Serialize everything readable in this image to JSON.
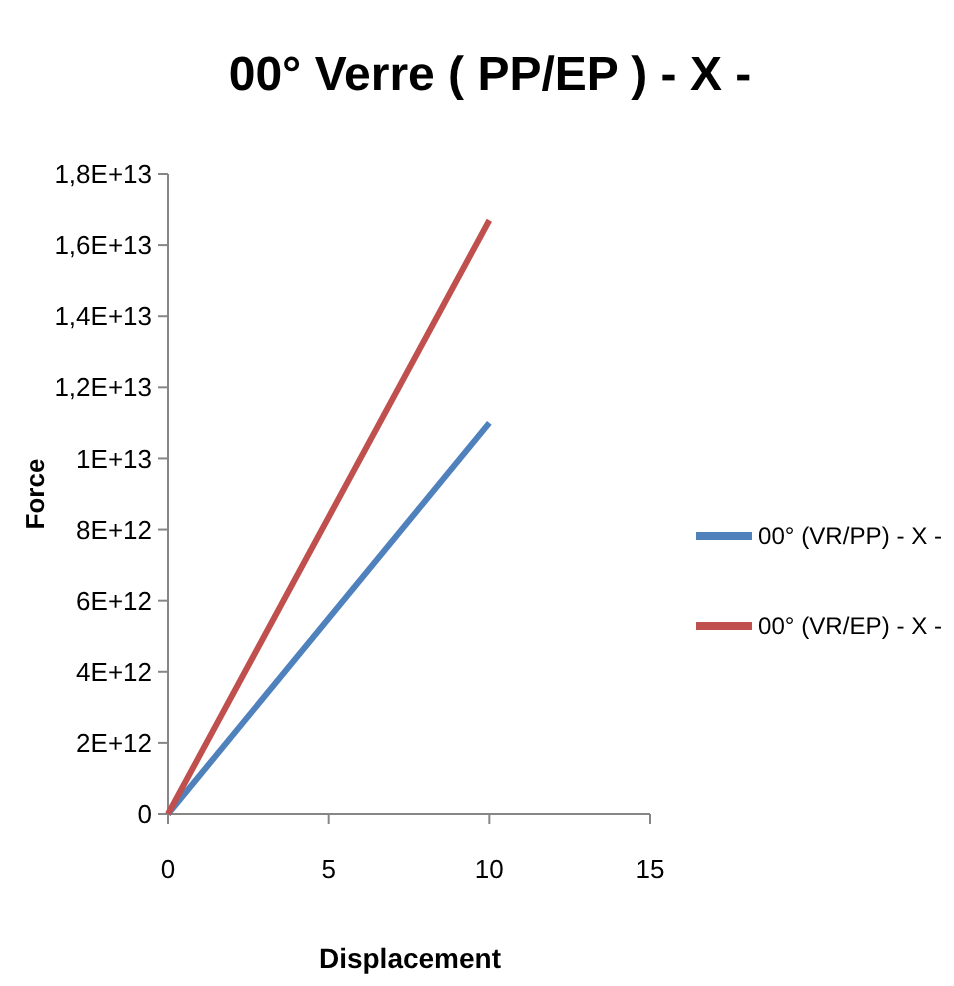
{
  "chart_data": {
    "type": "line",
    "title": "00° Verre ( PP/EP ) - X -",
    "xlabel": "Displacement",
    "ylabel": "Force",
    "x": [
      0,
      10
    ],
    "series": [
      {
        "name": "00° (VR/PP) - X -",
        "color": "#4f81bd",
        "values": [
          0,
          11000000000000.0
        ]
      },
      {
        "name": "00° (VR/EP) - X -",
        "color": "#c0504d",
        "values": [
          0,
          16700000000000.0
        ]
      }
    ],
    "xlim": [
      0,
      15
    ],
    "xticks": [
      0,
      5,
      10,
      15
    ],
    "ylim": [
      0,
      18000000000000.0
    ],
    "yticks": [
      0,
      {
        "value": 2000000000000.0,
        "label": "2E+12"
      },
      {
        "value": 4000000000000.0,
        "label": "4E+12"
      },
      {
        "value": 6000000000000.0,
        "label": "6E+12"
      },
      {
        "value": 8000000000000.0,
        "label": "8E+12"
      },
      {
        "value": 10000000000000.0,
        "label": "1E+13"
      },
      {
        "value": 12000000000000.0,
        "label": "1,2E+13"
      },
      {
        "value": 14000000000000.0,
        "label": "1,4E+13"
      },
      {
        "value": 16000000000000.0,
        "label": "1,6E+13"
      },
      {
        "value": 18000000000000.0,
        "label": "1,8E+13"
      }
    ],
    "grid": false,
    "legend": "right",
    "marker": "none",
    "line_style": "solid"
  }
}
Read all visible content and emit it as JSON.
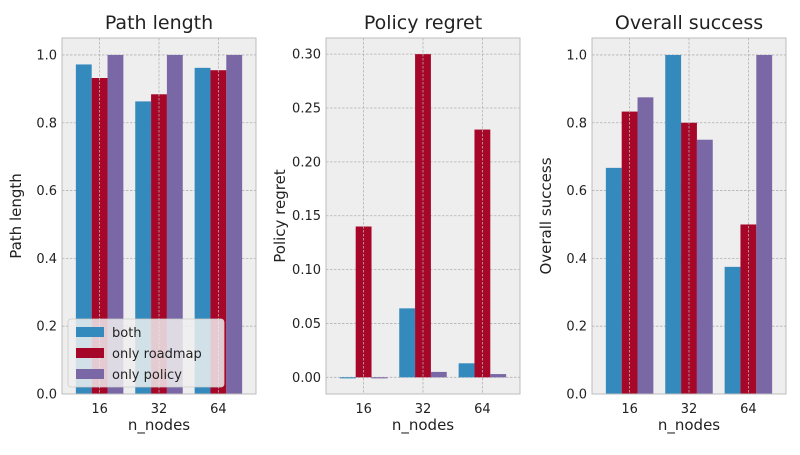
{
  "chart_data": [
    {
      "type": "bar",
      "title": "Path length",
      "xlabel": "n_nodes",
      "ylabel": "Path length",
      "categories": [
        "16",
        "32",
        "64"
      ],
      "ylim": [
        0,
        1.05
      ],
      "yticks": [
        0.0,
        0.2,
        0.4,
        0.6,
        0.8,
        1.0
      ],
      "ytick_labels": [
        "0.0",
        "0.2",
        "0.4",
        "0.6",
        "0.8",
        "1.0"
      ],
      "grid": true,
      "legend": "lower-left",
      "series": [
        {
          "name": "both",
          "color": "#348abd",
          "values": [
            0.972,
            0.863,
            0.962
          ]
        },
        {
          "name": "only roadmap",
          "color": "#a60628",
          "values": [
            0.932,
            0.884,
            0.955
          ]
        },
        {
          "name": "only policy",
          "color": "#7a68a6",
          "values": [
            1.0,
            1.0,
            1.0
          ]
        }
      ]
    },
    {
      "type": "bar",
      "title": "Policy regret",
      "xlabel": "n_nodes",
      "ylabel": "Policy regret",
      "categories": [
        "16",
        "32",
        "64"
      ],
      "ylim": [
        -0.0155,
        0.315
      ],
      "yticks": [
        0.0,
        0.05,
        0.1,
        0.15,
        0.2,
        0.25,
        0.3
      ],
      "ytick_labels": [
        "0.00",
        "0.05",
        "0.10",
        "0.15",
        "0.20",
        "0.25",
        "0.30"
      ],
      "grid": true,
      "series": [
        {
          "name": "both",
          "color": "#348abd",
          "values": [
            -0.001,
            0.064,
            0.013
          ]
        },
        {
          "name": "only roadmap",
          "color": "#a60628",
          "values": [
            0.14,
            0.3,
            0.23
          ]
        },
        {
          "name": "only policy",
          "color": "#7a68a6",
          "values": [
            -0.001,
            0.005,
            0.003
          ]
        }
      ]
    },
    {
      "type": "bar",
      "title": "Overall success",
      "xlabel": "n_nodes",
      "ylabel": "Overall success",
      "categories": [
        "16",
        "32",
        "64"
      ],
      "ylim": [
        0,
        1.05
      ],
      "yticks": [
        0.0,
        0.2,
        0.4,
        0.6,
        0.8,
        1.0
      ],
      "ytick_labels": [
        "0.0",
        "0.2",
        "0.4",
        "0.6",
        "0.8",
        "1.0"
      ],
      "grid": true,
      "series": [
        {
          "name": "both",
          "color": "#348abd",
          "values": [
            0.667,
            1.0,
            0.375
          ]
        },
        {
          "name": "only roadmap",
          "color": "#a60628",
          "values": [
            0.833,
            0.8,
            0.5
          ]
        },
        {
          "name": "only policy",
          "color": "#7a68a6",
          "values": [
            0.875,
            0.75,
            1.0
          ]
        }
      ]
    }
  ]
}
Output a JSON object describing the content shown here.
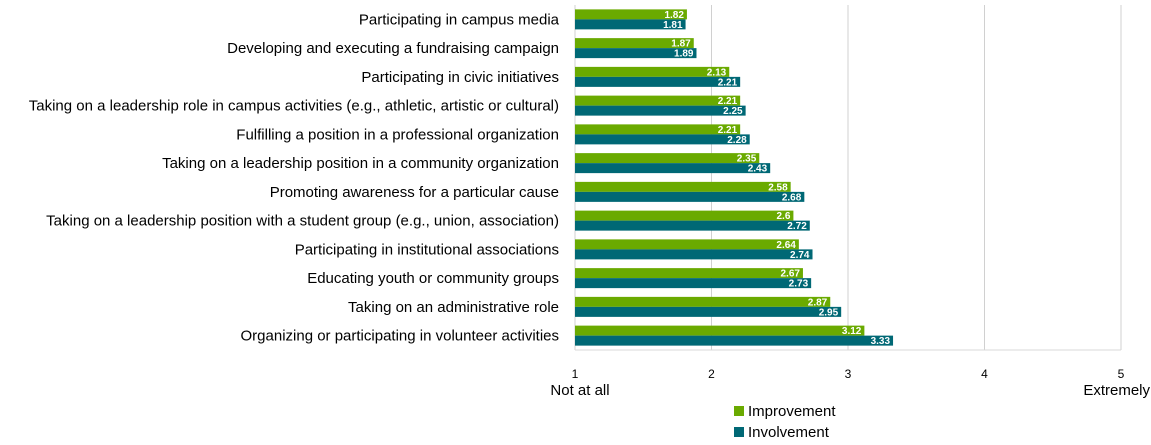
{
  "chart_data": {
    "type": "bar",
    "orientation": "horizontal",
    "title": "",
    "xlabel": "",
    "ylabel": "",
    "xlim": [
      1,
      5
    ],
    "x_ticks": [
      "1",
      "2",
      "3",
      "4",
      "5"
    ],
    "x_anchor_labels": {
      "low": "Not at all",
      "high": "Extremely"
    },
    "grid": true,
    "legend_position": "bottom",
    "categories": [
      "Participating in campus media",
      "Developing and executing a fundraising campaign",
      "Participating in civic initiatives",
      "Taking on a leadership role in campus activities (e.g., athletic, artistic or cultural)",
      "Fulfilling a position in a professional organization",
      "Taking on a leadership position in a community organization",
      "Promoting awareness for a particular cause",
      "Taking on a leadership position with a student group (e.g., union, association)",
      "Participating in institutional associations",
      "Educating youth or community groups",
      "Taking on an administrative role",
      "Organizing or participating in volunteer activities"
    ],
    "series": [
      {
        "name": "Improvement",
        "color": "#6aaa00",
        "values": [
          1.82,
          1.87,
          2.13,
          2.21,
          2.21,
          2.35,
          2.58,
          2.6,
          2.64,
          2.67,
          2.87,
          3.12
        ],
        "labels": [
          "1.82",
          "1.87",
          "2.13",
          "2.21",
          "2.21",
          "2.35",
          "2.58",
          "2.6",
          "2.64",
          "2.67",
          "2.87",
          "3.12"
        ]
      },
      {
        "name": "Involvement",
        "color": "#006875",
        "values": [
          1.81,
          1.89,
          2.21,
          2.25,
          2.28,
          2.43,
          2.68,
          2.72,
          2.74,
          2.73,
          2.95,
          3.33
        ],
        "labels": [
          "1.81",
          "1.89",
          "2.21",
          "2.25",
          "2.28",
          "2.43",
          "2.68",
          "2.72",
          "2.74",
          "2.73",
          "2.95",
          "3.33"
        ]
      }
    ]
  }
}
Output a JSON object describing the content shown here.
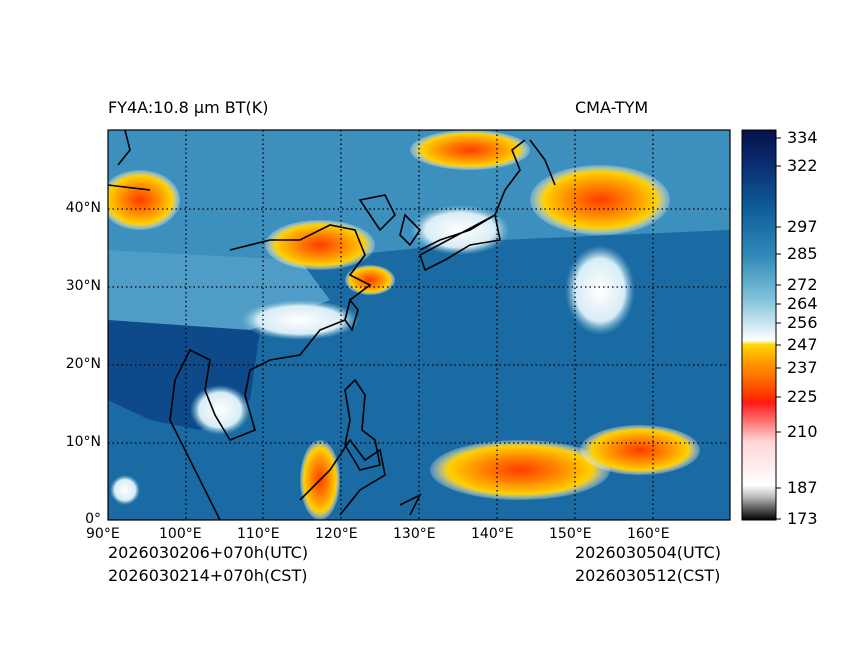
{
  "header": {
    "left_title": "FY4A:10.8 μm BT(K)",
    "right_title": "CMA-TYM"
  },
  "map": {
    "lon_labels": [
      "90°E",
      "100°E",
      "110°E",
      "120°E",
      "130°E",
      "140°E",
      "150°E",
      "160°E"
    ],
    "lat_labels": [
      "0°",
      "10°N",
      "20°N",
      "30°N",
      "40°N"
    ],
    "lon_range": [
      90,
      170
    ],
    "lat_range": [
      0,
      50
    ]
  },
  "colorbar": {
    "tick_labels": [
      "334",
      "322",
      "297",
      "285",
      "272",
      "264",
      "256",
      "247",
      "237",
      "225",
      "210",
      "187",
      "173"
    ]
  },
  "footer": {
    "init_utc": "2026030206+070h(UTC)",
    "init_cst": "2026030214+070h(CST)",
    "valid_utc": "2026030504(UTC)",
    "valid_cst": "2026030512(CST)"
  }
}
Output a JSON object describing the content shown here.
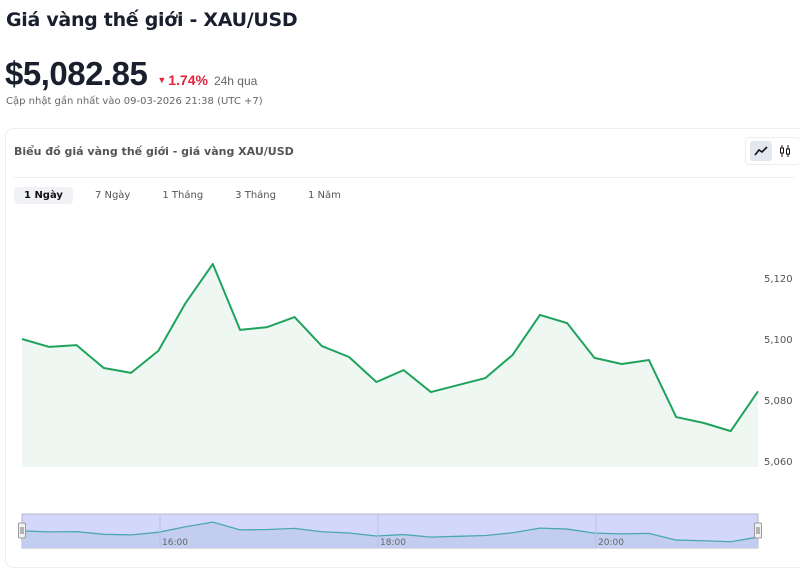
{
  "header": {
    "title": "Giá vàng thế giới - XAU/USD",
    "price": "$5,082.85",
    "change": "1.74%",
    "change_direction": "down",
    "period": "24h qua",
    "updated": "Cập nhật gần nhất vào 09-03-2026 21:38 (UTC +7)"
  },
  "card": {
    "title": "Biểu đồ giá vàng thế giới - giá vàng XAU/USD",
    "chart_types": [
      {
        "icon": "line-chart-icon",
        "active": true
      },
      {
        "icon": "candlestick-icon",
        "active": false
      }
    ],
    "tabs": [
      {
        "label": "1 Ngày",
        "active": true
      },
      {
        "label": "7 Ngày"
      },
      {
        "label": "1 Tháng"
      },
      {
        "label": "3 Tháng"
      },
      {
        "label": "1 Năm"
      }
    ]
  },
  "colors": {
    "line": "#1fa35c",
    "fill": "#eef7f1",
    "down": "#e0243b",
    "navigator": "#d3d8fb"
  },
  "chart_data": {
    "type": "area",
    "x": [
      "14:45",
      "15:00",
      "15:15",
      "15:30",
      "15:45",
      "16:00",
      "16:15",
      "16:30",
      "16:45",
      "17:00",
      "17:15",
      "17:30",
      "17:45",
      "18:00",
      "18:15",
      "18:30",
      "18:45",
      "19:00",
      "19:15",
      "19:30",
      "19:45",
      "20:00",
      "20:15",
      "20:30",
      "20:45",
      "21:00",
      "21:15",
      "21:30"
    ],
    "values": [
      5100,
      5097.4,
      5098,
      5090.5,
      5088.9,
      5096.1,
      5111.8,
      5124.6,
      5103,
      5103.9,
      5107.2,
      5097.7,
      5094.1,
      5085.9,
      5089.8,
      5082.6,
      5084.9,
      5087.2,
      5094.8,
      5107.9,
      5105.2,
      5093.8,
      5091.8,
      5093.1,
      5074.4,
      5072.5,
      5069.8,
      5082.85
    ],
    "y_ticks": [
      "5,060",
      "5,080",
      "5,100",
      "5,120"
    ],
    "y_tick_values": [
      5060,
      5080,
      5100,
      5120
    ],
    "navigator_ticks": [
      "16:00",
      "18:00",
      "20:00"
    ],
    "ylim": [
      5058,
      5128
    ],
    "y_axis": "right",
    "grid": false
  }
}
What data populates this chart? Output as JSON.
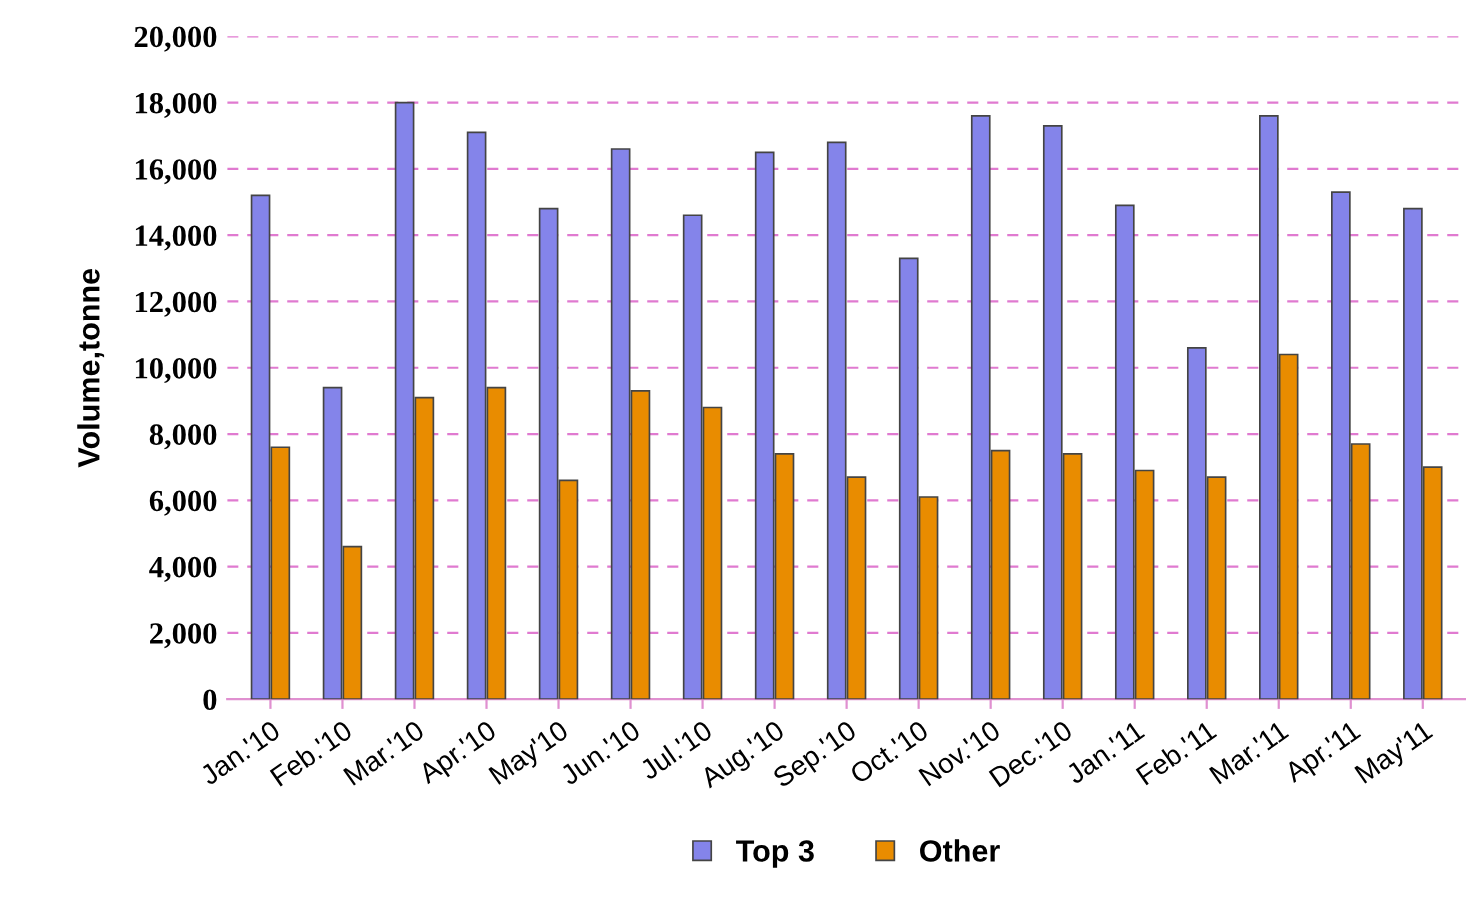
{
  "chart_data": {
    "type": "bar",
    "ylabel": "Volume,tonne",
    "categories": [
      "Jan.'10",
      "Feb.'10",
      "Mar.'10",
      "Apr.'10",
      "May'10",
      "Jun.'10",
      "Jul.'10",
      "Aug.'10",
      "Sep.'10",
      "Oct.'10",
      "Nov.'10",
      "Dec.'10",
      "Jan.'11",
      "Feb.'11",
      "Mar.'11",
      "Apr.'11",
      "May'11"
    ],
    "series": [
      {
        "name": "Top 3",
        "color": "#8484ea",
        "values": [
          15200,
          9400,
          18000,
          17100,
          14800,
          16600,
          14600,
          16500,
          16800,
          13300,
          17600,
          17300,
          14900,
          10600,
          17600,
          15300,
          14800
        ]
      },
      {
        "name": "Other",
        "color": "#e98c00",
        "values": [
          7600,
          4600,
          9100,
          9400,
          6600,
          9300,
          8800,
          7400,
          6700,
          6100,
          7500,
          7400,
          6900,
          6700,
          10400,
          7700,
          7000
        ]
      }
    ],
    "ylim": [
      0,
      20000
    ],
    "yticks": [
      {
        "value": 0,
        "label": "0"
      },
      {
        "value": 2000,
        "label": "2,000"
      },
      {
        "value": 4000,
        "label": "4,000"
      },
      {
        "value": 6000,
        "label": "6,000"
      },
      {
        "value": 8000,
        "label": "8,000"
      },
      {
        "value": 10000,
        "label": "10,000"
      },
      {
        "value": 12000,
        "label": "12,000"
      },
      {
        "value": 14000,
        "label": "14,000"
      },
      {
        "value": 16000,
        "label": "16,000"
      },
      {
        "value": 18000,
        "label": "18,000"
      },
      {
        "value": 20000,
        "label": "20,000"
      }
    ],
    "grid": "y",
    "legend": "bottom"
  }
}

◆ ◆ ◆ ◆ ◆ ◆ ◆

**WHAT YOU SHOULD DO**
Copy out, unchanged, the span of lines beginning with the one that includes "What data populates" and running through the final line of the material above. Leave the pictures out.

**THE RESPONSE**
What data populates this chart? Output as JSON.
{
  "chart_data": {
    "type": "bar",
    "ylabel": "Volume,tonne",
    "categories": [
      "Jan.'10",
      "Feb.'10",
      "Mar.'10",
      "Apr.'10",
      "May'10",
      "Jun.'10",
      "Jul.'10",
      "Aug.'10",
      "Sep.'10",
      "Oct.'10",
      "Nov.'10",
      "Dec.'10",
      "Jan.'11",
      "Feb.'11",
      "Mar.'11",
      "Apr.'11",
      "May'11"
    ],
    "series": [
      {
        "name": "Top 3",
        "color": "#8484ea",
        "values": [
          15200,
          9400,
          18000,
          17100,
          14800,
          16600,
          14600,
          16500,
          16800,
          13300,
          17600,
          17300,
          14900,
          10600,
          17600,
          15300,
          14800
        ]
      },
      {
        "name": "Other",
        "color": "#e98c00",
        "values": [
          7600,
          4600,
          9100,
          9400,
          6600,
          9300,
          8800,
          7400,
          6700,
          6100,
          7500,
          7400,
          6900,
          6700,
          10400,
          7700,
          7000
        ]
      }
    ],
    "ylim": [
      0,
      20000
    ],
    "yticks": [
      {
        "value": 0,
        "label": "0"
      },
      {
        "value": 2000,
        "label": "2,000"
      },
      {
        "value": 4000,
        "label": "4,000"
      },
      {
        "value": 6000,
        "label": "6,000"
      },
      {
        "value": 8000,
        "label": "8,000"
      },
      {
        "value": 10000,
        "label": "10,000"
      },
      {
        "value": 12000,
        "label": "12,000"
      },
      {
        "value": 14000,
        "label": "14,000"
      },
      {
        "value": 16000,
        "label": "16,000"
      },
      {
        "value": 18000,
        "label": "18,000"
      },
      {
        "value": 20000,
        "label": "20,000"
      }
    ],
    "grid": "y",
    "legend": "bottom"
  }
}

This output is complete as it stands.